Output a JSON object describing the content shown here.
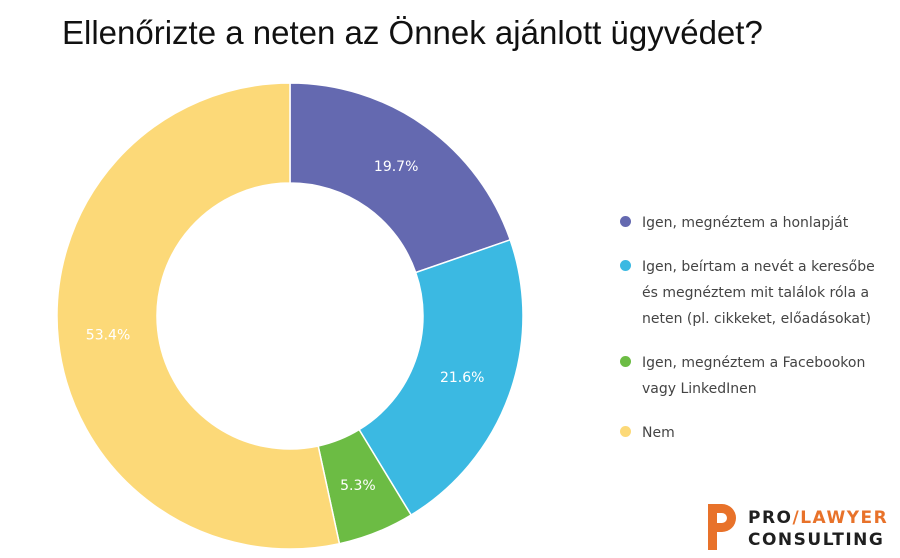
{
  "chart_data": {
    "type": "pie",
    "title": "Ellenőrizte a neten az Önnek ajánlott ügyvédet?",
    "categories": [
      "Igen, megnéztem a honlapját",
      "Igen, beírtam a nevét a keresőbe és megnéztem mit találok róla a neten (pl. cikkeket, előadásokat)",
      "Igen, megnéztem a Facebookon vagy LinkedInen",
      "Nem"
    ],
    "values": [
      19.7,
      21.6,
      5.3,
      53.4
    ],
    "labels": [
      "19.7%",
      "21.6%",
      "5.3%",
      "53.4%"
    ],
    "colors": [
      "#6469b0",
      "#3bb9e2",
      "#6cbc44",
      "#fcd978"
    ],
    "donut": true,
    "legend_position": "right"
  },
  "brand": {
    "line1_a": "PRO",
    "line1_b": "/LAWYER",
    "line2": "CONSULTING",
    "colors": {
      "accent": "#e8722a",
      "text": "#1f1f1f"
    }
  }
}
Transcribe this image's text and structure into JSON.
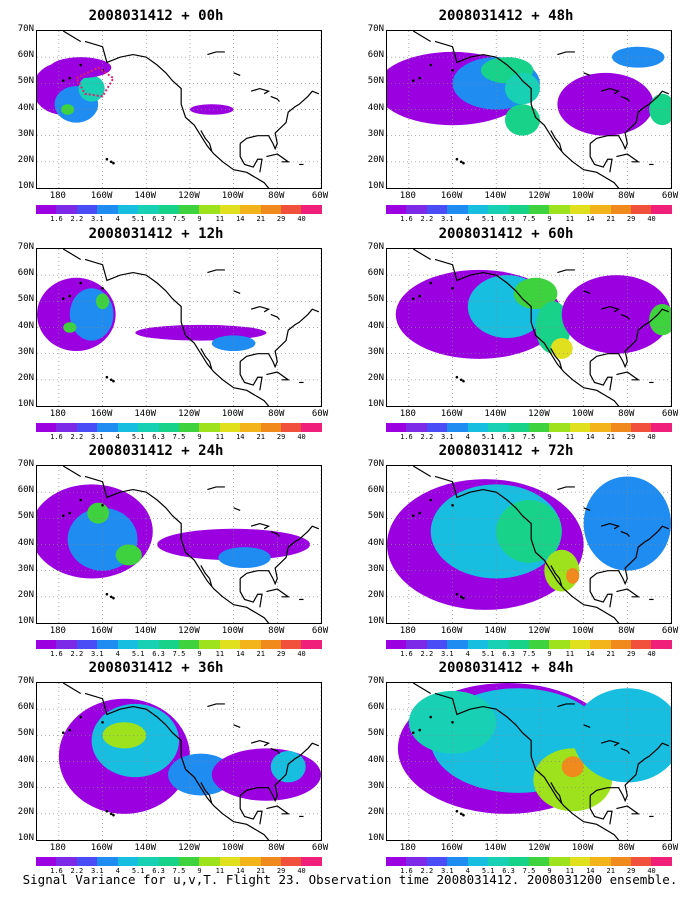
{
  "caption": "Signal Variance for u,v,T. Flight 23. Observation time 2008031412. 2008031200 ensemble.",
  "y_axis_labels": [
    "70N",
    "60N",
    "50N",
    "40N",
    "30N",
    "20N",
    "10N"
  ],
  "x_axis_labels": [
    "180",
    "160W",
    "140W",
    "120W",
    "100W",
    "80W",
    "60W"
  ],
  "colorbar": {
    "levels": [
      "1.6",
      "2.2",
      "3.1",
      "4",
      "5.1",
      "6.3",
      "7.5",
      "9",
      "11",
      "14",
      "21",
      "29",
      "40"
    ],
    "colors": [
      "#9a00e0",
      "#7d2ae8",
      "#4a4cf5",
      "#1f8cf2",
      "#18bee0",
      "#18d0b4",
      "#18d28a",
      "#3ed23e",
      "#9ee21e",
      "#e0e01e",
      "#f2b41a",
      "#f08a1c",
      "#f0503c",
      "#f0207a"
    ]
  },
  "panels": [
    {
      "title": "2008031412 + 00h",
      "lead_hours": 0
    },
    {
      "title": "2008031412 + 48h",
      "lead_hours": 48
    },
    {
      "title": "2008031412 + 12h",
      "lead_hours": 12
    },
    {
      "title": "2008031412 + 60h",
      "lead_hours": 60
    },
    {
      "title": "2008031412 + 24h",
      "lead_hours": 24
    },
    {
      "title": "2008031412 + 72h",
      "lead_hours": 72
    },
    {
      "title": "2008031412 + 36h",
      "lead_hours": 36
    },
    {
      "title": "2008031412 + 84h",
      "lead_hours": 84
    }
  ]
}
····················
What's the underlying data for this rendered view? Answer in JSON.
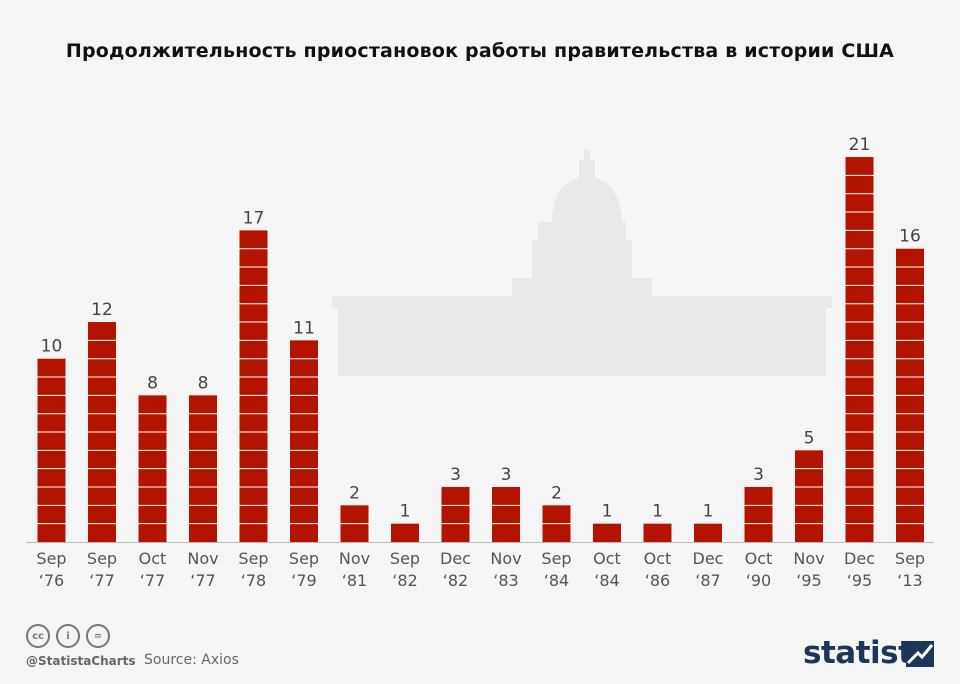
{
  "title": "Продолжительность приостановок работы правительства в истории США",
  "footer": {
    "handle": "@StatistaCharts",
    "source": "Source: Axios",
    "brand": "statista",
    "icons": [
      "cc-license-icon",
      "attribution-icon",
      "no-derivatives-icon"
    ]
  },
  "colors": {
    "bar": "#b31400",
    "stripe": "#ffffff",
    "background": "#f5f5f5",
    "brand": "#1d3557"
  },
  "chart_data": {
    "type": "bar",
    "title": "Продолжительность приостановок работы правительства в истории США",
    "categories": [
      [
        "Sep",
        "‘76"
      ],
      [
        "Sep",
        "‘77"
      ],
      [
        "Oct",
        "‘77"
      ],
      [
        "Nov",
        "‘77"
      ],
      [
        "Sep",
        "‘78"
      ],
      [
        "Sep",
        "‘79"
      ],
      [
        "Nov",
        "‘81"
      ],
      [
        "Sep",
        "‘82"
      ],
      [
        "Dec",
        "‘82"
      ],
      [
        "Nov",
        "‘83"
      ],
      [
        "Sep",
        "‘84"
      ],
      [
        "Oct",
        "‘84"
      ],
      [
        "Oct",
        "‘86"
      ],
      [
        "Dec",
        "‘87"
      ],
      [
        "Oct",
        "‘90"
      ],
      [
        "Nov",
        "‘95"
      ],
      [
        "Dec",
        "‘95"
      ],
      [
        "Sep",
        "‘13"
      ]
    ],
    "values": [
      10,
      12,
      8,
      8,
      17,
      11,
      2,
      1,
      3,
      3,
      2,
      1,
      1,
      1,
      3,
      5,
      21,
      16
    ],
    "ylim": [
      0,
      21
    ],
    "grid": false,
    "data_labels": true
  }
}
····················
* **DIRECTION**
Pull out each line holding the string "this".

* **EXERCISE RESULT**
Transcribe this image's text and structure into JSON.
What's the underlying data for this rendered view? Answer in JSON.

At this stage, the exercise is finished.